[start of Task inputs]

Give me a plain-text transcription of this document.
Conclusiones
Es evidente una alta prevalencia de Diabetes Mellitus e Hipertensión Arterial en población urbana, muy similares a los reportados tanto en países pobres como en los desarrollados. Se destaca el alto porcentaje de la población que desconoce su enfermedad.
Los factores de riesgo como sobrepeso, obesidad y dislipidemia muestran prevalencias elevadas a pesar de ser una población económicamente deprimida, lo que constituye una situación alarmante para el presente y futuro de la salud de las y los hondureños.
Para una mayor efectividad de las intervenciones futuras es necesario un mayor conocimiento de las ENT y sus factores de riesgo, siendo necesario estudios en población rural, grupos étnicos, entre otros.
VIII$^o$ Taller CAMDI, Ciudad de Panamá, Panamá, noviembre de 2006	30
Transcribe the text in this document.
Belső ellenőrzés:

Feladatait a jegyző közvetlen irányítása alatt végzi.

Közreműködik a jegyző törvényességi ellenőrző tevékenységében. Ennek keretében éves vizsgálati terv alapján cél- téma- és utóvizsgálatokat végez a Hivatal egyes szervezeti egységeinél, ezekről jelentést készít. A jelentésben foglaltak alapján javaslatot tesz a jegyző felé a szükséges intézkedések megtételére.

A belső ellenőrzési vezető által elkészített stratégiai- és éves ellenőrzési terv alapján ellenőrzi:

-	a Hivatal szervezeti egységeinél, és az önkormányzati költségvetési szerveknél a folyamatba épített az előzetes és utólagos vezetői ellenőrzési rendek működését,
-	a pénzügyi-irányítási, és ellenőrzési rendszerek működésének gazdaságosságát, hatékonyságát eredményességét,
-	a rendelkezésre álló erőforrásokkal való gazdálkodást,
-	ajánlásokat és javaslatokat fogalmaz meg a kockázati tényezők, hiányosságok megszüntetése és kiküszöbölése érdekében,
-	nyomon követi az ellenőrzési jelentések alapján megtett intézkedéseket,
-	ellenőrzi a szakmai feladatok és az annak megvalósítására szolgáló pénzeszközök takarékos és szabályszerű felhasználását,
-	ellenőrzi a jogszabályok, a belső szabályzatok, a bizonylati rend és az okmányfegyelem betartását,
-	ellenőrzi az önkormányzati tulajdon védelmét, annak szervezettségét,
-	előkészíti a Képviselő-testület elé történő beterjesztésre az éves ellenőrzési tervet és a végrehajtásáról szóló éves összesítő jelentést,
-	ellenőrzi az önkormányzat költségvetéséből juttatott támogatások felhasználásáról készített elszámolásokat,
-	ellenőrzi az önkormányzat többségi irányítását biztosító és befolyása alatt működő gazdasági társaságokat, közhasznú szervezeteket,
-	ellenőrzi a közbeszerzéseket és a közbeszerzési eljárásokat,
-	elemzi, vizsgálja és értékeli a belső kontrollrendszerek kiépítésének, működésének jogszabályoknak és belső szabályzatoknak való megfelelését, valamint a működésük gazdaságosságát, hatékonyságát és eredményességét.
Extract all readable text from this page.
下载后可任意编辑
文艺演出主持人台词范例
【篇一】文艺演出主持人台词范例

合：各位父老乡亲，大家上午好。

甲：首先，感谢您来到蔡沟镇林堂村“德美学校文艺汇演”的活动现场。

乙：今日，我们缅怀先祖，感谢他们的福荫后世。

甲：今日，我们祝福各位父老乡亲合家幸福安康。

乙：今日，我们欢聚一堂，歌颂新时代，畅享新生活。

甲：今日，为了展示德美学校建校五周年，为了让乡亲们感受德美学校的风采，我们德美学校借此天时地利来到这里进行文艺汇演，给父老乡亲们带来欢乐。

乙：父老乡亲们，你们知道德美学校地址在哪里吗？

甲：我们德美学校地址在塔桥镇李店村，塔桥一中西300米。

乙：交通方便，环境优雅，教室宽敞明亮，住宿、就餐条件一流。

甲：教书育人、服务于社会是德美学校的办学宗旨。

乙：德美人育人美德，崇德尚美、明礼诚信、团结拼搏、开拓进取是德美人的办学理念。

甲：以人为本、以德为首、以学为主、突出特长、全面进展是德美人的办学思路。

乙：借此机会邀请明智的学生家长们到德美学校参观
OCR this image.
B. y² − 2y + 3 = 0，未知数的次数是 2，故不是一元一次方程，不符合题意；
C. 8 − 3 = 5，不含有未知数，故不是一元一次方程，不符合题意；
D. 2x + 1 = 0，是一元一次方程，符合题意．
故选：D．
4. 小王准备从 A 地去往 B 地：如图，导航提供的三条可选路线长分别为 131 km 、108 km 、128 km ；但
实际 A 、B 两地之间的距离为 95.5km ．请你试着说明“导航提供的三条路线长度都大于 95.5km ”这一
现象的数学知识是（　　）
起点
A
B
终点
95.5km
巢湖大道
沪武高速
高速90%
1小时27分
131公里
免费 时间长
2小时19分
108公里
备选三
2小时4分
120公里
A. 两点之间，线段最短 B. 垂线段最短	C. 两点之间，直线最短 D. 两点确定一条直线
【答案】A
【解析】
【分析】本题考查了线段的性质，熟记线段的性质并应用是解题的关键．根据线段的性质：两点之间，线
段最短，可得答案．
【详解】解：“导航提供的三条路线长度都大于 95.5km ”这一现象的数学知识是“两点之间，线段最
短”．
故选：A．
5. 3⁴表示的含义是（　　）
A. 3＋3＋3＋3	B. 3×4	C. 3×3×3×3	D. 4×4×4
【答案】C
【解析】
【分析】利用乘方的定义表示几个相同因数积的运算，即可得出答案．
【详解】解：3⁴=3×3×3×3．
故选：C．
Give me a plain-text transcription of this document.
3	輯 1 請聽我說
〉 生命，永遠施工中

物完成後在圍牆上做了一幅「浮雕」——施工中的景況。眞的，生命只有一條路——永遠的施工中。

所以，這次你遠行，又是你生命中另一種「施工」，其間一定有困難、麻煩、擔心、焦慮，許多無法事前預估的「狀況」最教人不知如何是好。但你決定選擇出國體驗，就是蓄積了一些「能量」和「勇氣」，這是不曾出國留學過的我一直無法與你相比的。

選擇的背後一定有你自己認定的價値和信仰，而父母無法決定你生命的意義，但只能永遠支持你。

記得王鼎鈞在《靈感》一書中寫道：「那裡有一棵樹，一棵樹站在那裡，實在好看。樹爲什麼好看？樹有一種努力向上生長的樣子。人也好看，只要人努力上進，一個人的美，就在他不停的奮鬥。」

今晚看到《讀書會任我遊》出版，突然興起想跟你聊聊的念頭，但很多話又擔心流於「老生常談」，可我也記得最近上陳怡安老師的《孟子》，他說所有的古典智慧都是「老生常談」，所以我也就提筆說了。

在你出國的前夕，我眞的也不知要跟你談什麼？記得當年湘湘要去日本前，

[end of Task inputs]

**Work to do:**
Check each line of the entries above for the word "működésének". List the ones that have it.

**Task result:**
-	a pénzügyi-irányítási, és ellenőrzési rendszerek működésének gazdaságosságát, hatékonyságát eredményességét,
-	elemzi, vizsgálja és értékeli a belső kontrollrendszerek kiépítésének, működésének jogszabályoknak és belső szabályzatoknak való megfelelését, valamint a működésük gazdaságosságát, hatékonyságát és eredményességét.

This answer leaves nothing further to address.